(THE TASK) Reproduce the listing verbatim.

[Extracted data entries]
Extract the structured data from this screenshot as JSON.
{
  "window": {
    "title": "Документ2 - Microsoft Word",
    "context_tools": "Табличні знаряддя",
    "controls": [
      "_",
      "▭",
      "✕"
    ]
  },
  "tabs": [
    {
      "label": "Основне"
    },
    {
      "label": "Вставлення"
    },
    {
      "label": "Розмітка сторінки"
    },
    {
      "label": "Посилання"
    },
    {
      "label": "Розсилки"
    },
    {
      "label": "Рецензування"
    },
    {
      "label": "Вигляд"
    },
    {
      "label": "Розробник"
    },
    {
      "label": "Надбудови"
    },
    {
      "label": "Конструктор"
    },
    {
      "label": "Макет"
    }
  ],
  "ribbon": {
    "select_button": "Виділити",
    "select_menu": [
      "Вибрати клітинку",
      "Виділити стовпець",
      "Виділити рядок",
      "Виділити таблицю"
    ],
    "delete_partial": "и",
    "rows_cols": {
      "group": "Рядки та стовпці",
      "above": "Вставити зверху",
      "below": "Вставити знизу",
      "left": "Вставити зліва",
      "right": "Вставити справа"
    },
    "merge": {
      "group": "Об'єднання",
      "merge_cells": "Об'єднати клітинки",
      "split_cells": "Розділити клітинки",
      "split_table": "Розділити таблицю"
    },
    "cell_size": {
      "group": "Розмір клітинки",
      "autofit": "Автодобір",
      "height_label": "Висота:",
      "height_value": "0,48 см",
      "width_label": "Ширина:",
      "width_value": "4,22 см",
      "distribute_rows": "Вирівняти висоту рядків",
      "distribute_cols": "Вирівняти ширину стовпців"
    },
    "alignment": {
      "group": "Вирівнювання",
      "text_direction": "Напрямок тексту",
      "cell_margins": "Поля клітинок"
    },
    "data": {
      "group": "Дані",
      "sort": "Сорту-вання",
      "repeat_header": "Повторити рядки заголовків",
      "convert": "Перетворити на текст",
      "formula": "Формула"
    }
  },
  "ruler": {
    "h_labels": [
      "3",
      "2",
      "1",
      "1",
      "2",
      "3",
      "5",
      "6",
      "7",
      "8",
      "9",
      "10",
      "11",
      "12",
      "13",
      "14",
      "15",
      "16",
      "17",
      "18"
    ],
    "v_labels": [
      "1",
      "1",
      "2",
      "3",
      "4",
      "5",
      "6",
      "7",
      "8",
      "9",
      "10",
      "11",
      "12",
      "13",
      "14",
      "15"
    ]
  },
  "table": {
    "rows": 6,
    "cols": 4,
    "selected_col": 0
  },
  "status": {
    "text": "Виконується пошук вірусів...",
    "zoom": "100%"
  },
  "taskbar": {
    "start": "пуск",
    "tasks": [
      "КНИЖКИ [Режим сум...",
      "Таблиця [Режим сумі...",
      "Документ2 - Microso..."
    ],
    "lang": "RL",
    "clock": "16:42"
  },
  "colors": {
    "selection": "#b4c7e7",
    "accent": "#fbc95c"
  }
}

(RESPONSE)
Extract the structured data from this screenshot as JSON.
{
  "window": {
    "title": "Документ2 - Microsoft Word",
    "context_tools": "Табличні знаряддя",
    "controls": [
      "_",
      "▭",
      "✕"
    ]
  },
  "tabs": [
    {
      "label": "Основне"
    },
    {
      "label": "Вставлення"
    },
    {
      "label": "Розмітка сторінки"
    },
    {
      "label": "Посилання"
    },
    {
      "label": "Розсилки"
    },
    {
      "label": "Рецензування"
    },
    {
      "label": "Вигляд"
    },
    {
      "label": "Розробник"
    },
    {
      "label": "Надбудови"
    },
    {
      "label": "Конструктор"
    },
    {
      "label": "Макет"
    }
  ],
  "ribbon": {
    "select_button": "Виділити",
    "select_menu": [
      "Вибрати клітинку",
      "Виділити стовпець",
      "Виділити рядок",
      "Виділити таблицю"
    ],
    "delete_partial": "и",
    "rows_cols": {
      "group": "Рядки та стовпці",
      "above": "Вставити зверху",
      "below": "Вставити знизу",
      "left": "Вставити зліва",
      "right": "Вставити справа"
    },
    "merge": {
      "group": "Об'єднання",
      "merge_cells": "Об'єднати клітинки",
      "split_cells": "Розділити клітинки",
      "split_table": "Розділити таблицю"
    },
    "cell_size": {
      "group": "Розмір клітинки",
      "autofit": "Автодобір",
      "height_label": "Висота:",
      "height_value": "0,48 см",
      "width_label": "Ширина:",
      "width_value": "4,22 см",
      "distribute_rows": "Вирівняти висоту рядків",
      "distribute_cols": "Вирівняти ширину стовпців"
    },
    "alignment": {
      "group": "Вирівнювання",
      "text_direction": "Напрямок тексту",
      "cell_margins": "Поля клітинок"
    },
    "data": {
      "group": "Дані",
      "sort": "Сорту-вання",
      "repeat_header": "Повторити рядки заголовків",
      "convert": "Перетворити на текст",
      "formula": "Формула"
    }
  },
  "ruler": {
    "h_labels": [
      "3",
      "2",
      "1",
      "1",
      "2",
      "3",
      "5",
      "6",
      "7",
      "8",
      "9",
      "10",
      "11",
      "12",
      "13",
      "14",
      "15",
      "16",
      "17",
      "18"
    ],
    "v_labels": [
      "1",
      "1",
      "2",
      "3",
      "4",
      "5",
      "6",
      "7",
      "8",
      "9",
      "10",
      "11",
      "12",
      "13",
      "14",
      "15"
    ]
  },
  "table": {
    "rows": 6,
    "cols": 4,
    "selected_col": 0
  },
  "status": {
    "text": "Виконується пошук вірусів...",
    "zoom": "100%"
  },
  "taskbar": {
    "start": "пуск",
    "tasks": [
      "КНИЖКИ [Режим сум...",
      "Таблиця [Режим сумі...",
      "Документ2 - Microso..."
    ],
    "lang": "RL",
    "clock": "16:42"
  },
  "colors": {
    "selection": "#b4c7e7",
    "accent": "#fbc95c"
  }
}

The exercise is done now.